--- Excerpt to read ---

One survey of advisers, completed in November 2012, found that 52 per cent have chosen to outsource some or all of their investment process. The proportion using discretionary fund managers was considerable with 60 per cent utilising these services.

The make-up of the DFM universe is a complex one. From bespoke, to unitised and managed portfolio services, there are a whole host of solutions in the market. In my view the spectrum of solutions spans tailored, managed portfolio services and unitised model portfolio solutions. Each can involve direct or third-party custody, primarily through a platform.

Bespoke portfolio services:

– Portfolios are constructed for the individual client, usually with a named investment manager.

– The portfolios take into account the client’s individual circumstances, goals and preferences. In theory, every bespoke portfolio within a discretionary firm is likely to be different.

– An average minimum investment of £300,000.

Managed portfolio services:

– Discretionary firms will construct a range of portfolios with typical clients in mind.

– It is up to the client, or his adviser, to select a portfolio that is the closest match to his own needs and goals. All clients in a managed portfolio service will have identical portfolios.

– An average minimum investment of £75,000.

Unitised portfolio services:

– These are collective investment schemes ªunit trusts or open-ended investment companies) that mirror, and in some cases replace, the managed portfolio services of a discretionary manager.

– They have been made available in some cases to complete a discretionary manager’s suite of offerings, generally having a much lower minimum investment, or to make it administratively easier to host on a third-party system or platform.

It is important for advisers to note that bespoke and managed portfolio services are segregated, whereas unitised is not so there will be different tax implications when trading takes place.

Direct custody:

– Where discretionary services are taken directly from the discretionary manager, all associated services such as reporting, trading and valuations are supplied by them.

Third party custody:

– Where discretionary services are accessed through a third party, such as a platform, custody of the assets lies with the platform. In effect the discretionary manager is also outsourcing some of the services to this third party. For instance, a platform would send out the trading reports, income and capital gains tax documentation and carry out the trades.

---

**Task prompt:** Translate this sentence from the excerpt on discretionary portfolio services above into Spanish: "All clients in a managed portfolio service will have identical portfolios."

--- Supplied material ---

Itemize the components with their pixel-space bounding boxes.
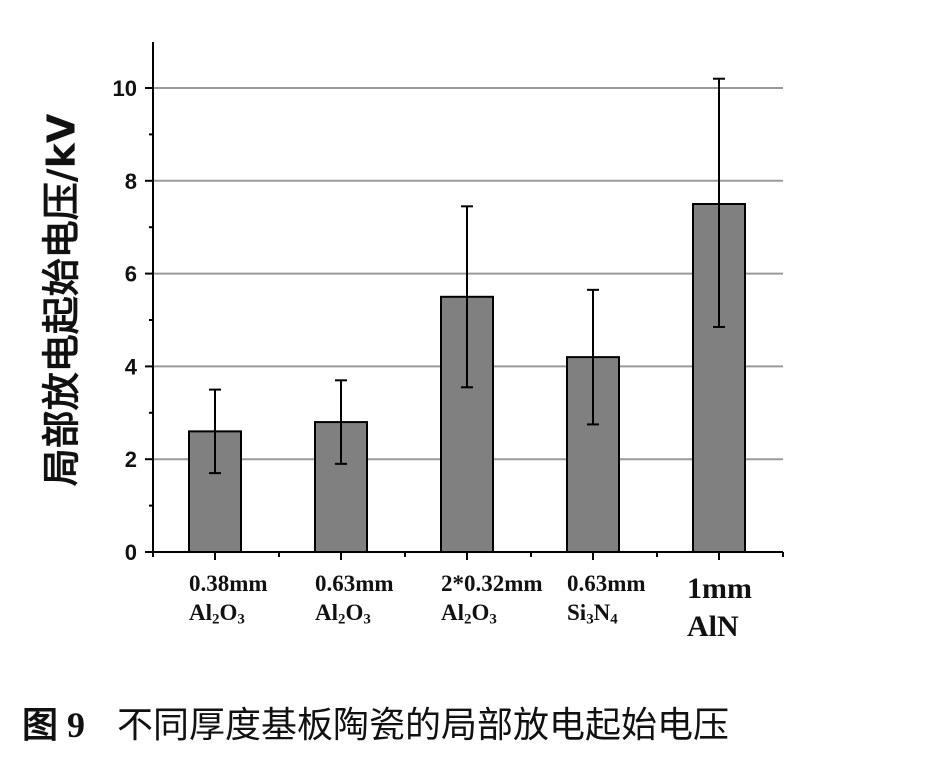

---

**Answer to the exercise:** Todos los clientes de un servicio de carteras gestionadas tendrán carteras idénticas.